═══ SUPPLIED ENTRIES ═══

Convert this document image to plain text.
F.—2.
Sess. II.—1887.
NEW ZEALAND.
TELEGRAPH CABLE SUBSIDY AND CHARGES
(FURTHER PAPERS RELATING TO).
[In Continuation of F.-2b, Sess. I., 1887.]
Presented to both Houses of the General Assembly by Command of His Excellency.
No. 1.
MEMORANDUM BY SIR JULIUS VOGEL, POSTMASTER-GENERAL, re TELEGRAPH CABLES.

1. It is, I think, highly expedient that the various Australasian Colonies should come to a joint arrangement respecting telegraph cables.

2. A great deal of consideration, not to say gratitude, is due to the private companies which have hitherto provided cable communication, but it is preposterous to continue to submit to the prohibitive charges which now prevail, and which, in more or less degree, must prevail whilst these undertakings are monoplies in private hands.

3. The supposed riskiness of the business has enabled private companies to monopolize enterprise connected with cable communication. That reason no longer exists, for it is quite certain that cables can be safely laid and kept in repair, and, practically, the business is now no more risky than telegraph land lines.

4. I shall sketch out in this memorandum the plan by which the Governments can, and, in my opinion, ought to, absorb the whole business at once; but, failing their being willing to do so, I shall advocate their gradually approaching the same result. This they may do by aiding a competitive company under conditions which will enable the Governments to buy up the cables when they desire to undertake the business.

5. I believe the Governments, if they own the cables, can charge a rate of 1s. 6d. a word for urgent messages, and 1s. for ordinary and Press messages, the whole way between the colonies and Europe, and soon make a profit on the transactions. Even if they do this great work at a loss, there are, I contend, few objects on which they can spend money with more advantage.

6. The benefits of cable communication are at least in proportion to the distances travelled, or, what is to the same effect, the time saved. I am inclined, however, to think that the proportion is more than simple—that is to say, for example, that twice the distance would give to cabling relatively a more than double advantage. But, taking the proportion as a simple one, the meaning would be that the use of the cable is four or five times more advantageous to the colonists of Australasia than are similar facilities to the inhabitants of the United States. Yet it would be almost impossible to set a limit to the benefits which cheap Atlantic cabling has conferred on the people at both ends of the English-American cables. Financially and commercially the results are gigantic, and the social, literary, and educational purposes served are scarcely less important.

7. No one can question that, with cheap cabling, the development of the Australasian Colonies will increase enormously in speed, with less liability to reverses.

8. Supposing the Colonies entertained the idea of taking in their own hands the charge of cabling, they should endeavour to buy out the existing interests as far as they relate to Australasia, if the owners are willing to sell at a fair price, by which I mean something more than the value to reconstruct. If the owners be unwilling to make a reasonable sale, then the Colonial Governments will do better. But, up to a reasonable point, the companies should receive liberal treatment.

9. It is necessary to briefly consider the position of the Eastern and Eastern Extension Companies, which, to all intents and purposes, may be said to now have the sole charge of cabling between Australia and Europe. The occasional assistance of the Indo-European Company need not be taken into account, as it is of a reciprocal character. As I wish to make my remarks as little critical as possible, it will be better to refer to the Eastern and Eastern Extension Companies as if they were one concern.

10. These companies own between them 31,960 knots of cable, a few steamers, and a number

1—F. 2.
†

═══

--- SET PROBLEM ---
Of the lines above, how many contain the word "their"? Provide the number and nothing else.

--- RESPONSE FOR THIS EXERCISE ---
2